• _Exercise instructions_:
Transcribe the entries below exactly; leave every image out.

• _Available records_:
────────────────────────────────────────
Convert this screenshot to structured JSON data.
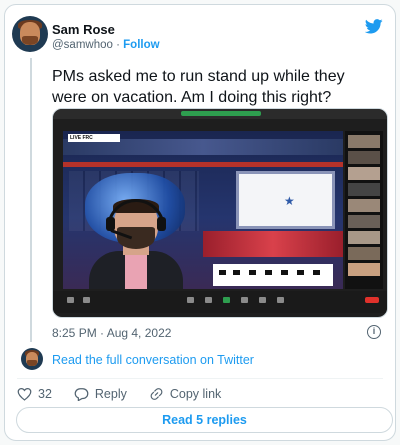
{
  "author": {
    "name": "Sam Rose",
    "handle": "@samwhoo",
    "separator": "·",
    "follow_label": "Follow"
  },
  "tweet": {
    "text": "PMs asked me to run stand up while they were on vacation. Am I doing this right?",
    "timestamp": "8:25 PM · Aug 4, 2022"
  },
  "media": {
    "live_tag": "LIVE FRC"
  },
  "conversation": {
    "link_label": "Read the full conversation on Twitter"
  },
  "actions": {
    "like_count": "32",
    "reply_label": "Reply",
    "copy_label": "Copy link"
  },
  "read_replies_label": "Read 5 replies",
  "colors": {
    "accent": "#1d9bf0",
    "muted": "#536471",
    "border": "#cfd9de"
  },
  "icons": [
    "twitter-bird-icon",
    "info-icon",
    "heart-icon",
    "reply-icon",
    "link-icon"
  ]
}
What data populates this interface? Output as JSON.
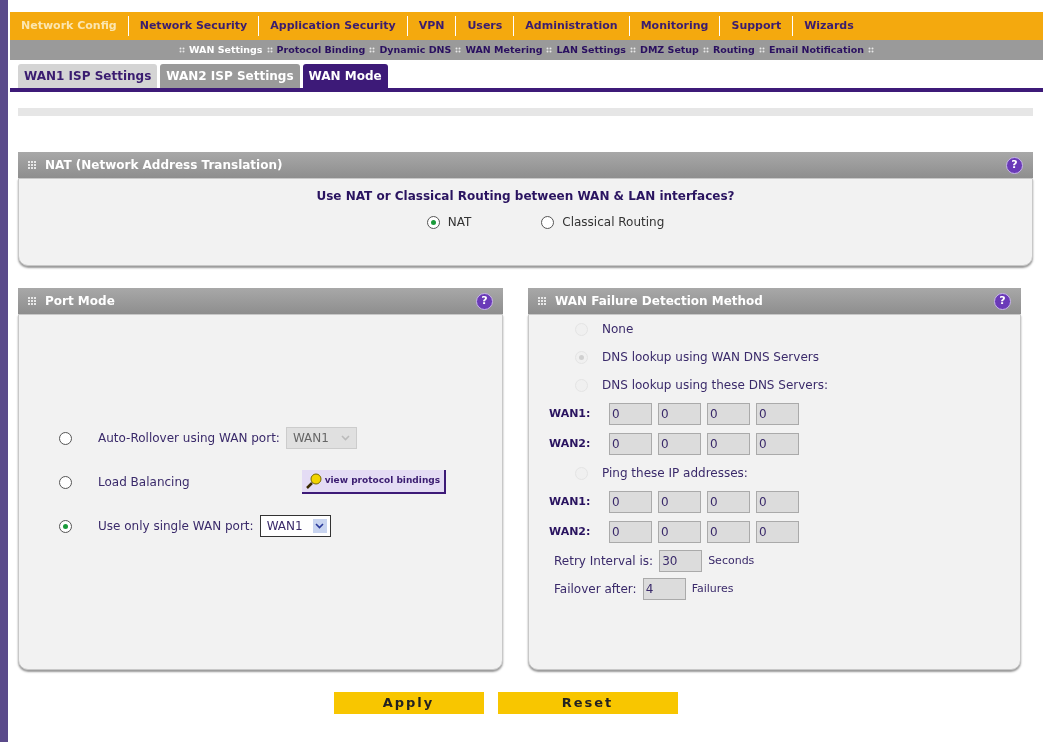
{
  "main_menu": [
    {
      "label": "Network Config",
      "selected": true
    },
    {
      "label": "Network Security",
      "selected": false
    },
    {
      "label": "Application Security",
      "selected": false
    },
    {
      "label": "VPN",
      "selected": false
    },
    {
      "label": "Users",
      "selected": false
    },
    {
      "label": "Administration",
      "selected": false
    },
    {
      "label": "Monitoring",
      "selected": false
    },
    {
      "label": "Support",
      "selected": false
    },
    {
      "label": "Wizards",
      "selected": false
    }
  ],
  "sub_menu": [
    {
      "label": "WAN Settings",
      "selected": true
    },
    {
      "label": "Protocol Binding",
      "selected": false
    },
    {
      "label": "Dynamic DNS",
      "selected": false
    },
    {
      "label": "WAN Metering",
      "selected": false
    },
    {
      "label": "LAN Settings",
      "selected": false
    },
    {
      "label": "DMZ Setup",
      "selected": false
    },
    {
      "label": "Routing",
      "selected": false
    },
    {
      "label": "Email Notification",
      "selected": false
    }
  ],
  "tabs": [
    {
      "label": "WAN1 ISP Settings",
      "selected": false,
      "disabled": false
    },
    {
      "label": "WAN2 ISP Settings",
      "selected": false,
      "disabled": true
    },
    {
      "label": "WAN Mode",
      "selected": true,
      "disabled": false
    }
  ],
  "nat_panel": {
    "title": "NAT (Network Address Translation)",
    "help": "?",
    "question": "Use NAT or Classical Routing between WAN & LAN interfaces?",
    "options": [
      {
        "label": "NAT",
        "selected": true
      },
      {
        "label": "Classical Routing",
        "selected": false
      }
    ]
  },
  "port_mode": {
    "title": "Port Mode",
    "help": "?",
    "options": [
      {
        "kind": "dropdown",
        "label": "Auto-Rollover using WAN port:",
        "selected": false,
        "value": "WAN1",
        "disabled": true
      },
      {
        "kind": "button",
        "label": "Load Balancing",
        "selected": false,
        "button": "view protocol bindings"
      },
      {
        "kind": "dropdown",
        "label": "Use only single WAN port:",
        "selected": true,
        "value": "WAN1",
        "disabled": false
      }
    ]
  },
  "wan_failure": {
    "title": "WAN Failure Detection Method",
    "help": "?",
    "items": [
      {
        "kind": "radio",
        "label": "None",
        "selected": false,
        "disabled": true
      },
      {
        "kind": "radio",
        "label": "DNS lookup using WAN DNS Servers",
        "selected": true,
        "disabled": true
      },
      {
        "kind": "radio",
        "label": "DNS lookup using these DNS Servers:",
        "selected": false,
        "disabled": true
      },
      {
        "kind": "ip",
        "label": "WAN1:",
        "octets": [
          "0",
          "0",
          "0",
          "0"
        ]
      },
      {
        "kind": "ip",
        "label": "WAN2:",
        "octets": [
          "0",
          "0",
          "0",
          "0"
        ]
      },
      {
        "kind": "radio",
        "label": "Ping these IP addresses:",
        "selected": false,
        "disabled": true
      },
      {
        "kind": "ip",
        "label": "WAN1:",
        "octets": [
          "0",
          "0",
          "0",
          "0"
        ]
      },
      {
        "kind": "ip",
        "label": "WAN2:",
        "octets": [
          "0",
          "0",
          "0",
          "0"
        ]
      },
      {
        "kind": "number",
        "label": "Retry Interval is:",
        "value": "30",
        "unit": "Seconds"
      },
      {
        "kind": "number",
        "label": "Failover after:",
        "value": "4",
        "unit": "Failures"
      }
    ]
  },
  "buttons": [
    {
      "label": "Apply"
    },
    {
      "label": "Reset"
    }
  ]
}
────────────────────────────────────────
• _Correct answer_:
Convert this screenshot to structured JSON data.
{
  "author": {
    "name": "Sam Rose",
    "handle": "@samwhoo",
    "separator": "·",
    "follow_label": "Follow"
  },
  "tweet": {
    "text": "PMs asked me to run stand up while they were on vacation. Am I doing this right?",
    "timestamp": "8:25 PM · Aug 4, 2022"
  },
  "media": {
    "live_tag": "LIVE FRC"
  },
  "conversation": {
    "link_label": "Read the full conversation on Twitter"
  },
  "actions": {
    "like_count": "32",
    "reply_label": "Reply",
    "copy_label": "Copy link"
  },
  "read_replies_label": "Read 5 replies",
  "colors": {
    "accent": "#1d9bf0",
    "muted": "#536471",
    "border": "#cfd9de"
  },
  "icons": [
    "twitter-bird-icon",
    "info-icon",
    "heart-icon",
    "reply-icon",
    "link-icon"
  ]
}
What data populates this interface? Output as JSON.
{
  "main_menu": [
    {
      "label": "Network Config",
      "selected": true
    },
    {
      "label": "Network Security",
      "selected": false
    },
    {
      "label": "Application Security",
      "selected": false
    },
    {
      "label": "VPN",
      "selected": false
    },
    {
      "label": "Users",
      "selected": false
    },
    {
      "label": "Administration",
      "selected": false
    },
    {
      "label": "Monitoring",
      "selected": false
    },
    {
      "label": "Support",
      "selected": false
    },
    {
      "label": "Wizards",
      "selected": false
    }
  ],
  "sub_menu": [
    {
      "label": "WAN Settings",
      "selected": true
    },
    {
      "label": "Protocol Binding",
      "selected": false
    },
    {
      "label": "Dynamic DNS",
      "selected": false
    },
    {
      "label": "WAN Metering",
      "selected": false
    },
    {
      "label": "LAN Settings",
      "selected": false
    },
    {
      "label": "DMZ Setup",
      "selected": false
    },
    {
      "label": "Routing",
      "selected": false
    },
    {
      "label": "Email Notification",
      "selected": false
    }
  ],
  "tabs": [
    {
      "label": "WAN1 ISP Settings",
      "selected": false,
      "disabled": false
    },
    {
      "label": "WAN2 ISP Settings",
      "selected": false,
      "disabled": true
    },
    {
      "label": "WAN Mode",
      "selected": true,
      "disabled": false
    }
  ],
  "nat_panel": {
    "title": "NAT (Network Address Translation)",
    "help": "?",
    "question": "Use NAT or Classical Routing between WAN & LAN interfaces?",
    "options": [
      {
        "label": "NAT",
        "selected": true
      },
      {
        "label": "Classical Routing",
        "selected": false
      }
    ]
  },
  "port_mode": {
    "title": "Port Mode",
    "help": "?",
    "options": [
      {
        "kind": "dropdown",
        "label": "Auto-Rollover using WAN port:",
        "selected": false,
        "value": "WAN1",
        "disabled": true
      },
      {
        "kind": "button",
        "label": "Load Balancing",
        "selected": false,
        "button": "view protocol bindings"
      },
      {
        "kind": "dropdown",
        "label": "Use only single WAN port:",
        "selected": true,
        "value": "WAN1",
        "disabled": false
      }
    ]
  },
  "wan_failure": {
    "title": "WAN Failure Detection Method",
    "help": "?",
    "items": [
      {
        "kind": "radio",
        "label": "None",
        "selected": false,
        "disabled": true
      },
      {
        "kind": "radio",
        "label": "DNS lookup using WAN DNS Servers",
        "selected": true,
        "disabled": true
      },
      {
        "kind": "radio",
        "label": "DNS lookup using these DNS Servers:",
        "selected": false,
        "disabled": true
      },
      {
        "kind": "ip",
        "label": "WAN1:",
        "octets": [
          "0",
          "0",
          "0",
          "0"
        ]
      },
      {
        "kind": "ip",
        "label": "WAN2:",
        "octets": [
          "0",
          "0",
          "0",
          "0"
        ]
      },
      {
        "kind": "radio",
        "label": "Ping these IP addresses:",
        "selected": false,
        "disabled": true
      },
      {
        "kind": "ip",
        "label": "WAN1:",
        "octets": [
          "0",
          "0",
          "0",
          "0"
        ]
      },
      {
        "kind": "ip",
        "label": "WAN2:",
        "octets": [
          "0",
          "0",
          "0",
          "0"
        ]
      },
      {
        "kind": "number",
        "label": "Retry Interval is:",
        "value": "30",
        "unit": "Seconds"
      },
      {
        "kind": "number",
        "label": "Failover after:",
        "value": "4",
        "unit": "Failures"
      }
    ]
  },
  "buttons": [
    {
      "label": "Apply"
    },
    {
      "label": "Reset"
    }
  ]
}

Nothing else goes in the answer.